-- start of SUPPLIED DATA --

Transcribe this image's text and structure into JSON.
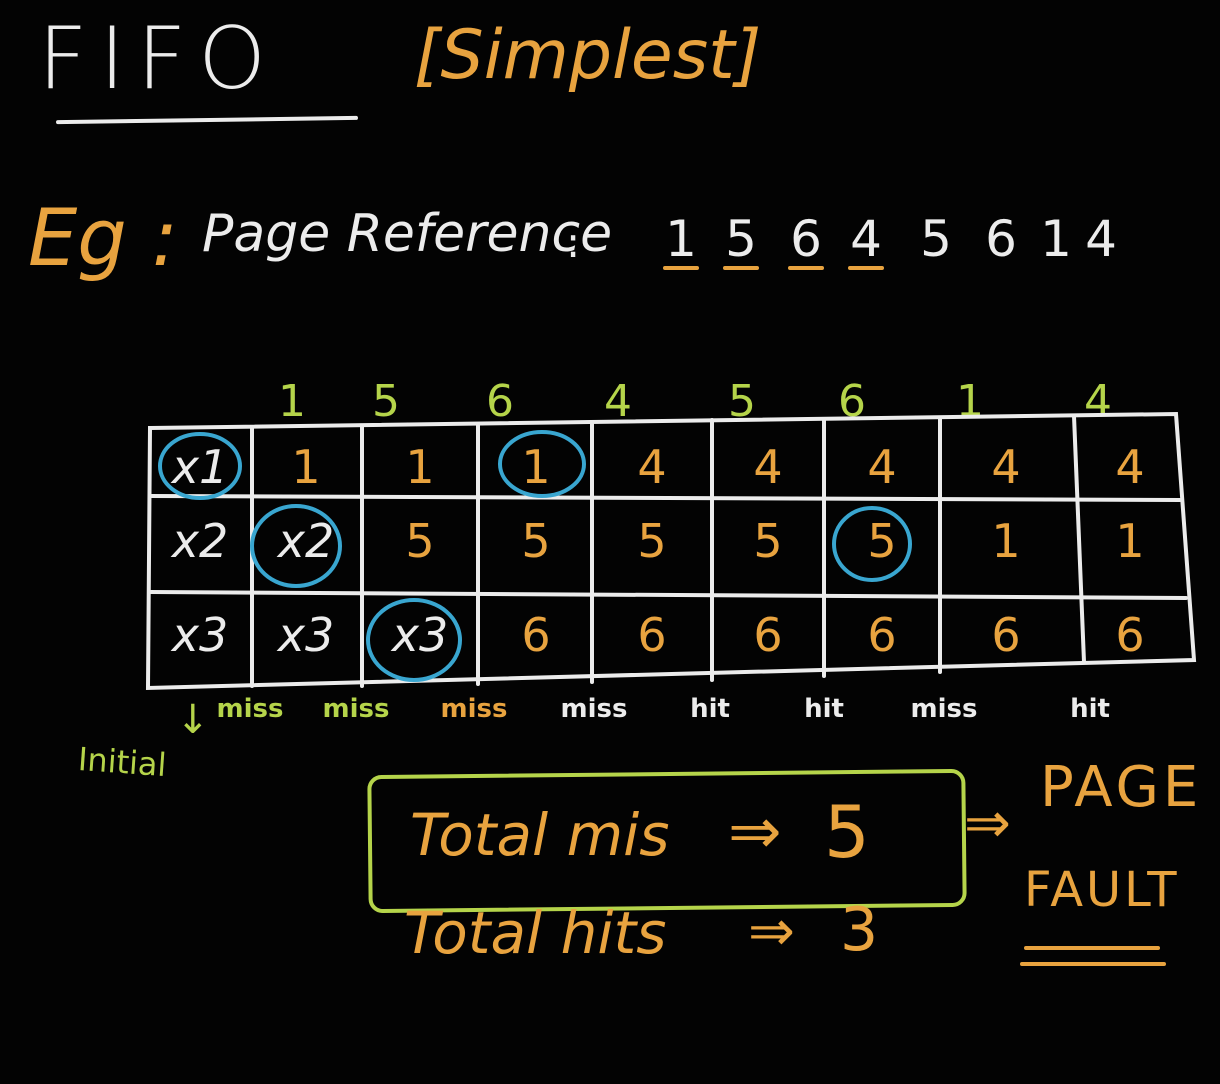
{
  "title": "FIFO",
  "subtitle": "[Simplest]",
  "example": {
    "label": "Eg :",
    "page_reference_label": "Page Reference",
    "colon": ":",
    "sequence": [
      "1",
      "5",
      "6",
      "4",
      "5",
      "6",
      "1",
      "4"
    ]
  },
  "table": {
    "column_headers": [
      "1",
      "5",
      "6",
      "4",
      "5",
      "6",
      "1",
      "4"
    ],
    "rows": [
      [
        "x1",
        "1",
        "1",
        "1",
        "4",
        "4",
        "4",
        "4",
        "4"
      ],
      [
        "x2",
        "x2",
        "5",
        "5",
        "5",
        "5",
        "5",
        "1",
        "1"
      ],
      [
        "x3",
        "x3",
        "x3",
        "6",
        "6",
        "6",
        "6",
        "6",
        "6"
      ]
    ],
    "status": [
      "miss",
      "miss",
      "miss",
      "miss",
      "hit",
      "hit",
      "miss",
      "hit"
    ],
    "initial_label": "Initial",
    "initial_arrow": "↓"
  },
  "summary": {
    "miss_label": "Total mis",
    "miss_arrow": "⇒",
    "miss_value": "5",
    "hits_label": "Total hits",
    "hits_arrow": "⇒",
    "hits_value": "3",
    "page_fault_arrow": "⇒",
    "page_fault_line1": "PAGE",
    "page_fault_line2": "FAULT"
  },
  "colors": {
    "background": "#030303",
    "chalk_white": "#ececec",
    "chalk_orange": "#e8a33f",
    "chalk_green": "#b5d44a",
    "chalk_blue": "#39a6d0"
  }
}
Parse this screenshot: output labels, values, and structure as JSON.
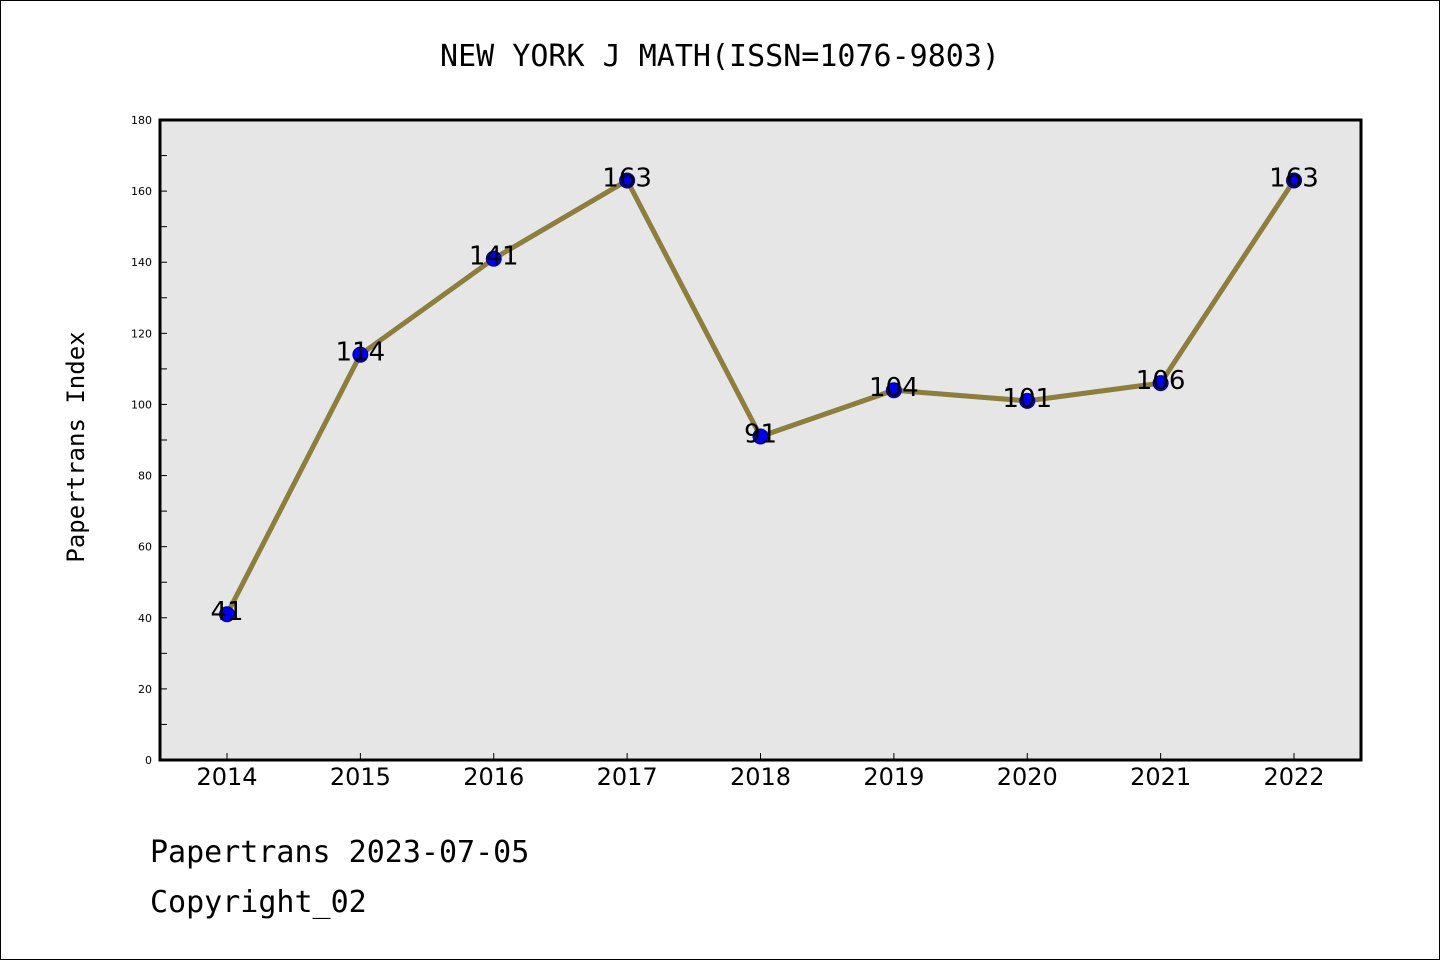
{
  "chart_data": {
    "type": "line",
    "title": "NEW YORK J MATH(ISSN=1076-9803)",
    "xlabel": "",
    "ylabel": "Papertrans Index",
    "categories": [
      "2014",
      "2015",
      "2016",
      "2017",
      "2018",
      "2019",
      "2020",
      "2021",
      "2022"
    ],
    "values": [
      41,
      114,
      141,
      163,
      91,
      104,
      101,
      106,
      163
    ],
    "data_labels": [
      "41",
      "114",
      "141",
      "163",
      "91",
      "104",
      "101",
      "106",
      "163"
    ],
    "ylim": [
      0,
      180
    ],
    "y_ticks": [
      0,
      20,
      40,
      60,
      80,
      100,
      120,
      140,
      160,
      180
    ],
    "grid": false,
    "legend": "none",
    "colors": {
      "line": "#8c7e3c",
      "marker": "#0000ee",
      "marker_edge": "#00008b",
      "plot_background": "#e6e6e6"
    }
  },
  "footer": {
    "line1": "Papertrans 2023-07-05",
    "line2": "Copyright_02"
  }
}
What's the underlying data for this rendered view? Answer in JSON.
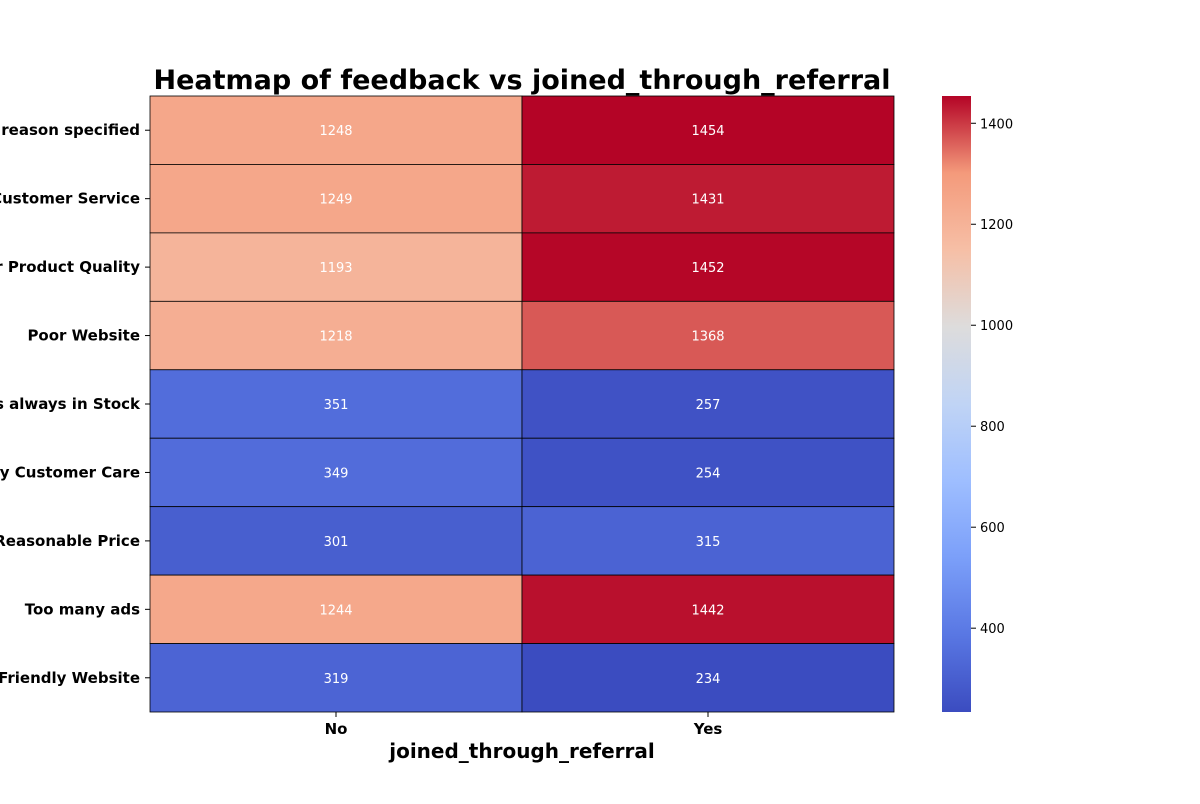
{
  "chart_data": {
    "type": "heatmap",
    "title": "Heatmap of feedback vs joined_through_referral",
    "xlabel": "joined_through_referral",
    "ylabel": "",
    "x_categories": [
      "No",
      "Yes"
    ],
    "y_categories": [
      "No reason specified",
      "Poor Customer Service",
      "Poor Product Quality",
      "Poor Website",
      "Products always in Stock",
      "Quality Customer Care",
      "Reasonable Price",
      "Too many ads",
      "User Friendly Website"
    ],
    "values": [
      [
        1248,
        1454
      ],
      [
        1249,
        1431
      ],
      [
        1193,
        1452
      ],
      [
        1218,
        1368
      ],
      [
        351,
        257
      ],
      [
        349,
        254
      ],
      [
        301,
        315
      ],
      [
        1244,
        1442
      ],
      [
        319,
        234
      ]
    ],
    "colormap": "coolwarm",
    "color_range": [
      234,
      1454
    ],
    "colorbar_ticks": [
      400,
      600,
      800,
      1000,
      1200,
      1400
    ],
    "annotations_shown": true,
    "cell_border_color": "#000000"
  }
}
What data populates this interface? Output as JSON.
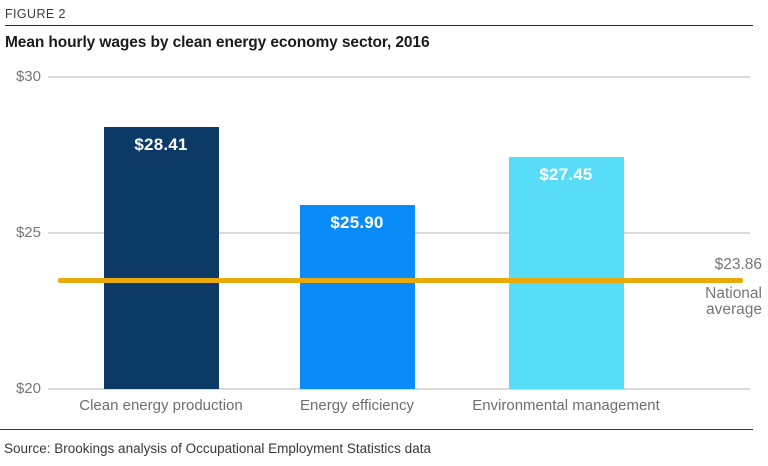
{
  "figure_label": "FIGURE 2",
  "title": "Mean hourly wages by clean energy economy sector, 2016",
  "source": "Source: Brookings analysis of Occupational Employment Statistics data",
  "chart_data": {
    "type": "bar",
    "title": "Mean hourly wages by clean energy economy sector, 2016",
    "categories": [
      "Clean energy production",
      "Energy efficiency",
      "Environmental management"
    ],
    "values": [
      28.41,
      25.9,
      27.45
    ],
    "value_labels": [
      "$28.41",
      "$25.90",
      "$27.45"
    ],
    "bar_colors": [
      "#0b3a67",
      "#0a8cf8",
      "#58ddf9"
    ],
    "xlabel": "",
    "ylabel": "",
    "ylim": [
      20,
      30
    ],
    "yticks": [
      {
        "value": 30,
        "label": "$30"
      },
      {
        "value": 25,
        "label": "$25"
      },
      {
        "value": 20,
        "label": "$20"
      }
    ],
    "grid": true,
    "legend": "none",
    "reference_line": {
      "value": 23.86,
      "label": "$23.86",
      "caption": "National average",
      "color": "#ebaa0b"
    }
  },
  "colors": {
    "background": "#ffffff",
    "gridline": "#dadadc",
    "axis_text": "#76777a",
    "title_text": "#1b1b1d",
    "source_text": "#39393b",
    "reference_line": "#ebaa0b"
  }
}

-- end of SUPPLIED DATA --

TASK BRIEF:
Give every line of the material that includes the string "sector".

OUTPUT FOR THIS EXERCISE:
  "title": "Mean hourly wages by clean energy economy sector, 2016",
    "title": "Mean hourly wages by clean energy economy sector, 2016",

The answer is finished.